• **Work instructions**
Filter the entries, keeping every line with the word "about".

--- Data ---

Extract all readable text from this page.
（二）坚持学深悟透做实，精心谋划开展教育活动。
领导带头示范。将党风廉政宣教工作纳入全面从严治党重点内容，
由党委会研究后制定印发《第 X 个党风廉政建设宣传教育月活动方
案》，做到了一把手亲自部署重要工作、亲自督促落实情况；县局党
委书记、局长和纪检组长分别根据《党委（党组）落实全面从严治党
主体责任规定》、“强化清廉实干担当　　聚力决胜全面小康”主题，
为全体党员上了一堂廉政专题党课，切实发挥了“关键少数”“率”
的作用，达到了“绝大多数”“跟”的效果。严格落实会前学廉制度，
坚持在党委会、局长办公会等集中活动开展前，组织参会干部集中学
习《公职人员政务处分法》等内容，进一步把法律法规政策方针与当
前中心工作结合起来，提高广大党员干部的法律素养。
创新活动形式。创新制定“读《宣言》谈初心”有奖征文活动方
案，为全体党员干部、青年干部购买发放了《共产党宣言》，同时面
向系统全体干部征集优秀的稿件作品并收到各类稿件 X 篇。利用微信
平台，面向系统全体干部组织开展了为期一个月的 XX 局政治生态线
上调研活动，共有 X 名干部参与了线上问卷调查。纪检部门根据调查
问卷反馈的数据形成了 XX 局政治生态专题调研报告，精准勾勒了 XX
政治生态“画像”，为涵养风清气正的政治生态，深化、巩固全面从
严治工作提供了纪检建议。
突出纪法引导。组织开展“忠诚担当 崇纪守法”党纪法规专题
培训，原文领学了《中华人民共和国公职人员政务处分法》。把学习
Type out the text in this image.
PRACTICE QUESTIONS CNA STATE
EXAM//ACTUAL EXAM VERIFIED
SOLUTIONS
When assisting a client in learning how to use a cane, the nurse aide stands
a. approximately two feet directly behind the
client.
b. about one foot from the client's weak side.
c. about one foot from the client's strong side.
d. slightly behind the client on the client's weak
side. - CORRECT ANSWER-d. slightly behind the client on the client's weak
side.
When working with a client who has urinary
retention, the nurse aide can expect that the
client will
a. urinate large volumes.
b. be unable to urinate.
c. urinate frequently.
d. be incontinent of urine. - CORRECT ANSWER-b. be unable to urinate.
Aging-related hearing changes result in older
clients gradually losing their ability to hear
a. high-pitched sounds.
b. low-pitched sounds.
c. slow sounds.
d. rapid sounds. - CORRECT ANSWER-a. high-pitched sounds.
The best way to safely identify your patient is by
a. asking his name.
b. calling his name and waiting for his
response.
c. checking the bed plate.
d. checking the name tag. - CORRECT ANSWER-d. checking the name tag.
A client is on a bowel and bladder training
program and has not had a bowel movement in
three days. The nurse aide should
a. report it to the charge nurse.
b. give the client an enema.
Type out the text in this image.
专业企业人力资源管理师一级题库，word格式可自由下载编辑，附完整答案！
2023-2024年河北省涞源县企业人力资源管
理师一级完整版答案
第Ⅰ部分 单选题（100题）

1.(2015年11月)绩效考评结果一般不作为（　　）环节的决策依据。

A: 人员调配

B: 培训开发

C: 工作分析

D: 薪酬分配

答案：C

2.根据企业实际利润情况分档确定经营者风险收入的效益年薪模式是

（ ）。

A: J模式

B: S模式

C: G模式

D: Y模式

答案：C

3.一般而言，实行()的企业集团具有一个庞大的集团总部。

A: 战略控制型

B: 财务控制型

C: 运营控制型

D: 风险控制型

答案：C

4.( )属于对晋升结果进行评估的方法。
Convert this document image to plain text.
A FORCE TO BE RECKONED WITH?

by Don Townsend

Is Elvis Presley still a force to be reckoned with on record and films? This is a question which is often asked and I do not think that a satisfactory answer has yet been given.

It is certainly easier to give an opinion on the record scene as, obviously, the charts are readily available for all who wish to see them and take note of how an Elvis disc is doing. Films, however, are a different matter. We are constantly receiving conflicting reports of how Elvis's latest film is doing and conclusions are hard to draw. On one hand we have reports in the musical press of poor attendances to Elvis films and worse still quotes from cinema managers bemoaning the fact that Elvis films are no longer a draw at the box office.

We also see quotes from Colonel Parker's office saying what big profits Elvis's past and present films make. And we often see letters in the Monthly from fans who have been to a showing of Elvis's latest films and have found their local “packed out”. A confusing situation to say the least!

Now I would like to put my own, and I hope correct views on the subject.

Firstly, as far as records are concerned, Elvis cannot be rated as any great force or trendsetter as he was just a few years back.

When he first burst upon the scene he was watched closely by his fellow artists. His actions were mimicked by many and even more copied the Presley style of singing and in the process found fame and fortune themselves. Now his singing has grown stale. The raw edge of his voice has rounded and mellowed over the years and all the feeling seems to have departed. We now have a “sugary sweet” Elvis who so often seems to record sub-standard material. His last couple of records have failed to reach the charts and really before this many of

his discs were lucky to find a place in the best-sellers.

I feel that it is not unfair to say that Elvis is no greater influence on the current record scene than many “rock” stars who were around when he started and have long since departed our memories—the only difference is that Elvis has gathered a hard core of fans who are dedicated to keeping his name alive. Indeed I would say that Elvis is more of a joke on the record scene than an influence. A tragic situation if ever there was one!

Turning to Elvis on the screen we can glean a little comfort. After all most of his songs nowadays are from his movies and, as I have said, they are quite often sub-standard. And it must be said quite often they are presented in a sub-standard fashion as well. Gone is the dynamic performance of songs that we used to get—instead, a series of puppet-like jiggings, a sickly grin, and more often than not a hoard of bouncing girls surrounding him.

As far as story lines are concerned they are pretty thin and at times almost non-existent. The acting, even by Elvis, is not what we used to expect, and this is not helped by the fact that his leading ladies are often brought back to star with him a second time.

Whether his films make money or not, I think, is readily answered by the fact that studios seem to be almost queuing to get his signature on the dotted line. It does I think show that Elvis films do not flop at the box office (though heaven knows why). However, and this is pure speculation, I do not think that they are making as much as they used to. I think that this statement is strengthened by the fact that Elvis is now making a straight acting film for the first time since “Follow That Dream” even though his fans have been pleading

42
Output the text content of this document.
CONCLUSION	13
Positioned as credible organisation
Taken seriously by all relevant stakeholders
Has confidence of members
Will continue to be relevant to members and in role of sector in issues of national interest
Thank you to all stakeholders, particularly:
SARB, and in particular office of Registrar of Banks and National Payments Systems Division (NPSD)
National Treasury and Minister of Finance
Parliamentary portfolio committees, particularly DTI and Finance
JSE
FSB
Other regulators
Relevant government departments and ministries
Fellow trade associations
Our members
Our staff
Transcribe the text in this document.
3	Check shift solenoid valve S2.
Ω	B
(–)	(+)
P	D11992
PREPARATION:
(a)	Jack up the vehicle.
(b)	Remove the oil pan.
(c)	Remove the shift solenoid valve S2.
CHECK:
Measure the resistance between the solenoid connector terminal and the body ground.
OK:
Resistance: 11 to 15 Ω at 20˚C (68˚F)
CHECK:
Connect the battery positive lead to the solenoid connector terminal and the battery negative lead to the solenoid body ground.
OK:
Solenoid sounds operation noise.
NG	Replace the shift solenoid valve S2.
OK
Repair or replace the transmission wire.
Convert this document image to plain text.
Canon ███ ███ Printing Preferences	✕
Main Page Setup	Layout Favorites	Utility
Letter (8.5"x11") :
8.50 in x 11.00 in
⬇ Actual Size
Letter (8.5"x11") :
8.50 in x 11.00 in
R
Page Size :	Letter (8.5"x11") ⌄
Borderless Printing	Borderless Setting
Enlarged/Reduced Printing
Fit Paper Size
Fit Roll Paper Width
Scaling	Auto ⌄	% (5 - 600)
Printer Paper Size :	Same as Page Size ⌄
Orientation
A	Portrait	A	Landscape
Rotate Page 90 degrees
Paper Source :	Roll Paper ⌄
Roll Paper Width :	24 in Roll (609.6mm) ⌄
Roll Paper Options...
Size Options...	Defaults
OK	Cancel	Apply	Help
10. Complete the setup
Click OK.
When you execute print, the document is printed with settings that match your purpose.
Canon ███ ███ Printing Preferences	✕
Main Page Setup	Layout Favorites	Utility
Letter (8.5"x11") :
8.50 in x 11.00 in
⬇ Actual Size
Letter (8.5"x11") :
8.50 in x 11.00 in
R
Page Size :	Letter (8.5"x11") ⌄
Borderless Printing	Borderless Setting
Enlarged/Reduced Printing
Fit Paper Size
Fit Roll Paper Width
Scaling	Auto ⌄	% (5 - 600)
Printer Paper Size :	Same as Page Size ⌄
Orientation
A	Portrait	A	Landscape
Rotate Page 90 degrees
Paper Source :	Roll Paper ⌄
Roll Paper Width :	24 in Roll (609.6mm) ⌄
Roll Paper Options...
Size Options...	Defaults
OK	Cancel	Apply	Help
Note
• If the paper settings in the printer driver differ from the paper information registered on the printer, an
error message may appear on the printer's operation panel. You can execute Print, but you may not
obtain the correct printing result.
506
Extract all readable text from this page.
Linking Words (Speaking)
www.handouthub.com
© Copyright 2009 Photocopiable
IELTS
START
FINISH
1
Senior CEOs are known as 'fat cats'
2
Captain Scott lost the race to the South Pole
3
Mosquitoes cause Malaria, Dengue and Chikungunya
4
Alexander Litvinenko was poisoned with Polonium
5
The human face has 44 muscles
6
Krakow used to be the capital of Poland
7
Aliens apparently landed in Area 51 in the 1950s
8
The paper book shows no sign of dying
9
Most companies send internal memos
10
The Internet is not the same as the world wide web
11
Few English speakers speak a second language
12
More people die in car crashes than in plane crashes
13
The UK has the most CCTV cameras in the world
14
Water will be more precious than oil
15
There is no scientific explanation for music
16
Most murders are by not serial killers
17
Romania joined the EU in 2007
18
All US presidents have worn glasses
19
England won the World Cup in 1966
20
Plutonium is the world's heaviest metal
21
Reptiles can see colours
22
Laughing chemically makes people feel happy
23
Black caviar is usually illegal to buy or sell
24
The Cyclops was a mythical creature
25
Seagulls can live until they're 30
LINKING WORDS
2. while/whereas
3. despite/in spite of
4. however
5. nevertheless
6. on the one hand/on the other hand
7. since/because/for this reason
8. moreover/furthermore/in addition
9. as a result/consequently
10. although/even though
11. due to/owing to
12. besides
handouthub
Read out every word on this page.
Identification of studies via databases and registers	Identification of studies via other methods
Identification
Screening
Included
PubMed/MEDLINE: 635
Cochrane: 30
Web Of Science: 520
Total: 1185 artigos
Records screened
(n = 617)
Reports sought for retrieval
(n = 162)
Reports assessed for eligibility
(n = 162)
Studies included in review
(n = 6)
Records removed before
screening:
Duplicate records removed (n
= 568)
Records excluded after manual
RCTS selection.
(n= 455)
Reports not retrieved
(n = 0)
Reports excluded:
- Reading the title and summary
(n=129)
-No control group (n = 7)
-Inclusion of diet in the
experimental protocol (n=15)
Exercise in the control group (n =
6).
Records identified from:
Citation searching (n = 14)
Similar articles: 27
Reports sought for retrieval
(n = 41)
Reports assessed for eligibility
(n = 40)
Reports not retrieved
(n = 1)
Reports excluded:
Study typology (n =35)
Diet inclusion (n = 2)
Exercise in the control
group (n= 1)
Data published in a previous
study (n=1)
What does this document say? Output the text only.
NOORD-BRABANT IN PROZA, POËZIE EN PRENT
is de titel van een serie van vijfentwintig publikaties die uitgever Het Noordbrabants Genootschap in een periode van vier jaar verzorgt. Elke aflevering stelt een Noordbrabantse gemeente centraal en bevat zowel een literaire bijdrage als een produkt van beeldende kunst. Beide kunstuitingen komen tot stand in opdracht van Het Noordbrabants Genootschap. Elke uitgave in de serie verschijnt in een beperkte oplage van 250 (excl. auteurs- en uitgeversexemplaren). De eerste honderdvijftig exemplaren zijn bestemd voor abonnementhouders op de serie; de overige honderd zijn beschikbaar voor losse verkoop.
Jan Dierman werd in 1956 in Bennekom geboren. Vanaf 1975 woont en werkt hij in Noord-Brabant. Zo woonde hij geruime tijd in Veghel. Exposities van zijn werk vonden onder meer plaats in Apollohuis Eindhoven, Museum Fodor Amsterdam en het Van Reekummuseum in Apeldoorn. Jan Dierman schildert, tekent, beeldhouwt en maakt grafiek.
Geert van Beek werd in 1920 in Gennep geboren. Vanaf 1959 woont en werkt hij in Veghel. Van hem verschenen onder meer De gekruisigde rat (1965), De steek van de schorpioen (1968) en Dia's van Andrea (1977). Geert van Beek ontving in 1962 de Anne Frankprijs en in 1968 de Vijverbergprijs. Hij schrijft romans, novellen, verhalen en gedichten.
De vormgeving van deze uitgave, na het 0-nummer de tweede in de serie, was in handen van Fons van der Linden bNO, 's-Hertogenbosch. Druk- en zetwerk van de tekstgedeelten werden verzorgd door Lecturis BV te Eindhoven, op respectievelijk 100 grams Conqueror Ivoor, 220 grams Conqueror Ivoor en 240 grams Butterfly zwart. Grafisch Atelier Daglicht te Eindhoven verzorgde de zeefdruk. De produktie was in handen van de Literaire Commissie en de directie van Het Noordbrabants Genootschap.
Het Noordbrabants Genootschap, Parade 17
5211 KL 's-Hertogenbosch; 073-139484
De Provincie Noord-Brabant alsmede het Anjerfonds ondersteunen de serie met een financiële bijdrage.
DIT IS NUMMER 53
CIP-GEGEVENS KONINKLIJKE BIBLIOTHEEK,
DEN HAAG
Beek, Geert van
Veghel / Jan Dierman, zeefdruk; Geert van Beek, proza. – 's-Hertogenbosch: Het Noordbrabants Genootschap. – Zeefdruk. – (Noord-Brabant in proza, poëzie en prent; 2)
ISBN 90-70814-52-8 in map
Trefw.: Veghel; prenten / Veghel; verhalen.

---

• **Task solution**
b. about one foot from the client's weak side.
c. about one foot from the client's strong side.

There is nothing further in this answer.